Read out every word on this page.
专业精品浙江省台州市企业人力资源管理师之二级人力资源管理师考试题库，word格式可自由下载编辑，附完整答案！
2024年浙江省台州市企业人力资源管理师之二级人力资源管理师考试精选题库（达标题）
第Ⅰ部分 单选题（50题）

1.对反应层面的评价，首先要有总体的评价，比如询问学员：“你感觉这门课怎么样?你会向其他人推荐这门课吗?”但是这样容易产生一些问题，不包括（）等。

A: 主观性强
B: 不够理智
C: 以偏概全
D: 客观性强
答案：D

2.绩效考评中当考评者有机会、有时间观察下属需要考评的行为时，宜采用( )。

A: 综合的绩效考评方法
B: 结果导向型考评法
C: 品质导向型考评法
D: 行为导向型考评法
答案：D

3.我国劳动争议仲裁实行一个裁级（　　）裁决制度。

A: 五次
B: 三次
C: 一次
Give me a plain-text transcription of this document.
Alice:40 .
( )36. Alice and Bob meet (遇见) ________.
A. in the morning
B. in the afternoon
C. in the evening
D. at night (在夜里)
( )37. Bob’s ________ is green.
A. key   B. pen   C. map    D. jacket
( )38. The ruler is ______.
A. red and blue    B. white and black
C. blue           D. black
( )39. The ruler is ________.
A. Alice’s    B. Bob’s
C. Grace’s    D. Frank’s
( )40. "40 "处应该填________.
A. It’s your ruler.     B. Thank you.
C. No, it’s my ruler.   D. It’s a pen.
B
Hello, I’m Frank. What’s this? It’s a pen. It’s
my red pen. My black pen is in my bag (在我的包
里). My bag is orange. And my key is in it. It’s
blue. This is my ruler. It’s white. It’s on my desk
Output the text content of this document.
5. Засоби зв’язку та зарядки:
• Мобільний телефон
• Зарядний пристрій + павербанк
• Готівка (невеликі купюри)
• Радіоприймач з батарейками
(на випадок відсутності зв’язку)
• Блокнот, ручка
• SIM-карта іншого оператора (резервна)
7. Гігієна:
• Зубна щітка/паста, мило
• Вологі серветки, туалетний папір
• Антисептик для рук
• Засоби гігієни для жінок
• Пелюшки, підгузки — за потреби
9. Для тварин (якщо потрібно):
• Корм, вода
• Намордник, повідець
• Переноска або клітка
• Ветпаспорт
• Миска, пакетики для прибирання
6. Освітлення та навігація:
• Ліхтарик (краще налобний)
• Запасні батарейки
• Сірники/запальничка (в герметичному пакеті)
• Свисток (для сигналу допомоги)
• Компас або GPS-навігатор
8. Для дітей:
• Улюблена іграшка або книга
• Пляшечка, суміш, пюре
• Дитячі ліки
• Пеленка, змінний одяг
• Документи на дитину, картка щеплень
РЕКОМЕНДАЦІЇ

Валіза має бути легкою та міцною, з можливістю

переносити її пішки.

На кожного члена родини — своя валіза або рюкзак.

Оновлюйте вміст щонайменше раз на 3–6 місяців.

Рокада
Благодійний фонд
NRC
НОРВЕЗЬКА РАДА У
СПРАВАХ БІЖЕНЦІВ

Given task
Set every line of the listing down word for word.

Answer to this problem
Read out every word on this page.
专业精品浙江省台州市企业人力资源管理师之二级人力资源管理师考试题库，word格式可自由下载编辑，附完整答案！
2024年浙江省台州市企业人力资源管理师之二级人力资源管理师考试精选题库（达标题）
第Ⅰ部分 单选题（50题）

1.对反应层面的评价，首先要有总体的评价，比如询问学员：“你感觉这门课怎么样?你会向其他人推荐这门课吗?”但是这样容易产生一些问题，不包括（）等。

A: 主观性强
B: 不够理智
C: 以偏概全
D: 客观性强
答案：D

2.绩效考评中当考评者有机会、有时间观察下属需要考评的行为时，宜采用( )。

A: 综合的绩效考评方法
B: 结果导向型考评法
C: 品质导向型考评法
D: 行为导向型考评法
答案：D

3.我国劳动争议仲裁实行一个裁级（　　）裁决制度。

A: 五次
B: 三次
C: 一次
Give me a plain-text transcription of this document.
Alice:40 .
( )36. Alice and Bob meet (遇见) ________.
A. in the morning
B. in the afternoon
C. in the evening
D. at night (在夜里)
( )37. Bob’s ________ is green.
A. key   B. pen   C. map    D. jacket
( )38. The ruler is ______.
A. red and blue    B. white and black
C. blue           D. black
( )39. The ruler is ________.
A. Alice’s    B. Bob’s
C. Grace’s    D. Frank’s
( )40. "40 "处应该填________.
A. It’s your ruler.     B. Thank you.
C. No, it’s my ruler.   D. It’s a pen.
B
Hello, I’m Frank. What’s this? It’s a pen. It’s
my red pen. My black pen is in my bag (在我的包
里). My bag is orange. And my key is in it. It’s
blue. This is my ruler. It’s white. It’s on my desk
Output the text content of this document.
5. Засоби зв’язку та зарядки:
• Мобільний телефон
• Зарядний пристрій + павербанк
• Готівка (невеликі купюри)
• Радіоприймач з батарейками
(на випадок відсутності зв’язку)
• Блокнот, ручка
• SIM-карта іншого оператора (резервна)
7. Гігієна:
• Зубна щітка/паста, мило
• Вологі серветки, туалетний папір
• Антисептик для рук
• Засоби гігієни для жінок
• Пелюшки, підгузки — за потреби
9. Для тварин (якщо потрібно):
• Корм, вода
• Намордник, повідець
• Переноска або клітка
• Ветпаспорт
• Миска, пакетики для прибирання
6. Освітлення та навігація:
• Ліхтарик (краще налобний)
• Запасні батарейки
• Сірники/запальничка (в герметичному пакеті)
• Свисток (для сигналу допомоги)
• Компас або GPS-навігатор
8. Для дітей:
• Улюблена іграшка або книга
• Пляшечка, суміш, пюре
• Дитячі ліки
• Пеленка, змінний одяг
• Документи на дитину, картка щеплень
РЕКОМЕНДАЦІЇ

Валіза має бути легкою та міцною, з можливістю

переносити її пішки.

На кожного члена родини — своя валіза або рюкзак.

Оновлюйте вміст щонайменше раз на 3–6 місяців.

Рокада
Благодійний фонд
NRC
НОРВЕЗЬКА РАДА У
СПРАВАХ БІЖЕНЦІВ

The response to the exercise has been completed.